*WHAT THE TASK REQUIRES*: Tally the lines containing "proveedores" and report the number alone.

*RECORDS FOR THE EXERCISE*:
========================================

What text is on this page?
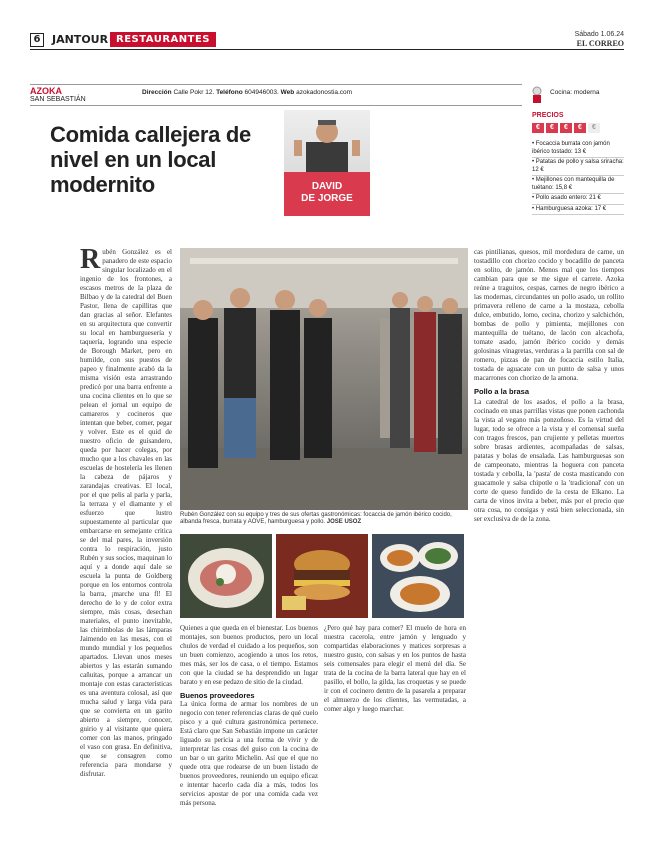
6	JANTOUR RESTAURANTES	Sábado 1.06.24
EL CORREO
AZOKA
SAN SEBASTIÁN
Dirección Calle Pokr 12. Teléfono 604946003. Web azokadonostia.com	Cocina: moderna
Comida callejera de nivel en un local modernito	DAVID
DE JORGE
PRECIOS
€	€	€	€	€
• Focaccia burrata con jamón ibérico tostado: 13 €
• Patatas de pollo y salsa sriracha: 12 €
• Mejillones con mantequilla de tuétano: 15,8 €
• Pollo asado entero: 21 €
• Hamburguesa azoka: 17 €
Rubén González es el panadero de este espacio singular localizado en el ingenio de los frontones, a escasos metros de la plaza de Bilbao y de la catedral del Buen Pastor, llena de capillitas que dan gracias al señor. Elefantes en su arquitectura que convertir su local en hamburguesería y taquería, logrando una especie de Borough Market, pero en humilde, con sus puestos de papeo y finalmente acabó da la misma visión esta arrastrando predicó por una barra enfrente a una cocina clientes en lo que se pelean el jornal un equipo de camareros y cocineros que intentan que beber, comer, pegar y volver. Este es el quid de nuestro oficio de guisandero, queda por hacer colegas, por mucho que a los chavales en las escuelas de hostelería les llenen la cabeza de pájaros y zarandajas creativas. El local, por el que pelis al parla y parla, la terraza y el diamante y el esfuerzo que lustro supuestamente al particular que embarcarse en semejante critica se del mal pares, la inversión contra lo respiración, justo Rubén y sus socios, maquinan lo aquí y a donde aquí dale se escuela la punta de Goldberg porque en los entornos controla la barra, ¡marche una fl! El derecho de lo y de color extra siempre, más cosas, desechan materiales, el punto inevitable, las chirimbolas de las lámparas Jaimendo en las mesas, con el mundo mundial y los pequeños apartados. Llevan unos meses abiertos y las estarán sumando cañuitas, porque a arrancar un montaje con estas características es una aventura colosal, así que mucha salud y larga vida para que se convierta en un garito abierto a siempre, conocer, guirio y al visitante que quiera comer con las manos, pringado el vaso con grasa. En definitiva, que se consagren como referencia para mondarse y disfrutar.
Rubén González con su equipo y tres de sus ofertas gastronómicas: focaccia de jamón ibérico cocido, albanda fresca, burrata y AOVE, hamburguesa y pollo. JOSE USOZ
Quienes a que queda en el bienestar. Los buenos montajes, son buenos productos, pero un local chulos de verdad el cuidado a los pequeños, son un buen comienzo, acogiendo a unos los retos, mes más, ser los de casa, o el tiempo. Estamos con que la ciudad se ha desprendido un lugar barato y en ese pedazo de sitio de la ciudad.
Buenos proveedores
La única forma de armar los nombres de un negocio con tener referencias claras de qué cuelo pisco y a qué cultura gastronómica pertenece. Está claro que San Sebastián impone un carácter liguado su pericia a una forma de vivir y de interpretar las cosas del guiso con la cocina de un bar o un garito Michelin. Así que el que no quede otra que rodearse de un buen listado de buenos proveedores, reuniendo un equipo eficaz e intentar hacerlo cada día a más, todos los servicios apostar de por una comida cada vez más persona.
¿Pero qué hay para comer? El muelo de hora en nuestra cacerola, entre jamón y lenguado y compartidas elaboraciones y matices sorpresas a nuestro gusto, con salsas y en los puntos de hasta seis comensales para elegir el menú del día. Se trata de la cocina de la barra lateral que hay en el pasillo, el bollo, la gilda, las croquetas y se puede ir con el cocinero dentro de la pasarela a preparar el almuerzo de los clientes, las vermutadas, a comer algo y luego marchar.
cas pintilianas, quesos, mil mordedura de carne, un tostadillo con chorizo cocido y bocadillo de panceta en solito, de jamón. Menos mal que los tiempos cambian para que se me sigue el carrete. Azoka reúne a traguitos, cespas, carnes de negro ibérico a las modernas, circundantes un pollo asado, un rollito primavera relleno de carne a la mostaza, cebolla dulce, embutido, lomo, cecina, chorizo y salchichón, bombas de pollo y pimienta, mejillones con mantequilla de tuétano, de lacón con alcachofa, tomate asado, jamón ibérico cocido y demás golosinas vinagretas, verduras a la parrilla con sal de romero, pizzas de pan de focaccia estilo Italia, tostada de aguacate con un punto de salsa y unos macarrones con chorizo de la amona.
Pollo a la brasa
La catedral de los asados, el pollo a la brasa, cocinado en unas parrillas vistas que ponen cachonda la vista al vegano más ponzoñoso. Es la virtud del lugar, todo se ofrece a la vista y el comensal sueña con tragos frescos, pan crujiente y pelletas muertos sobre brasas ardientes, acompañadas de salsas, patatas y bolas de ensalada. Las hamburguesas son de campeonato, mientras la hoguera con panceta tostada y cebolla, la 'pasta' de costa masticando con guacamole y salsa chipotle o la 'tradicional' con un corte de queso fundido de la cesta de Elkano. La carta de vinos invita a beber, más por el precio que otra cosa, no consigas y está bien seleccionada, sin ser exclusiva de de la zona.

========================================

*TASK OUTPUT*: 2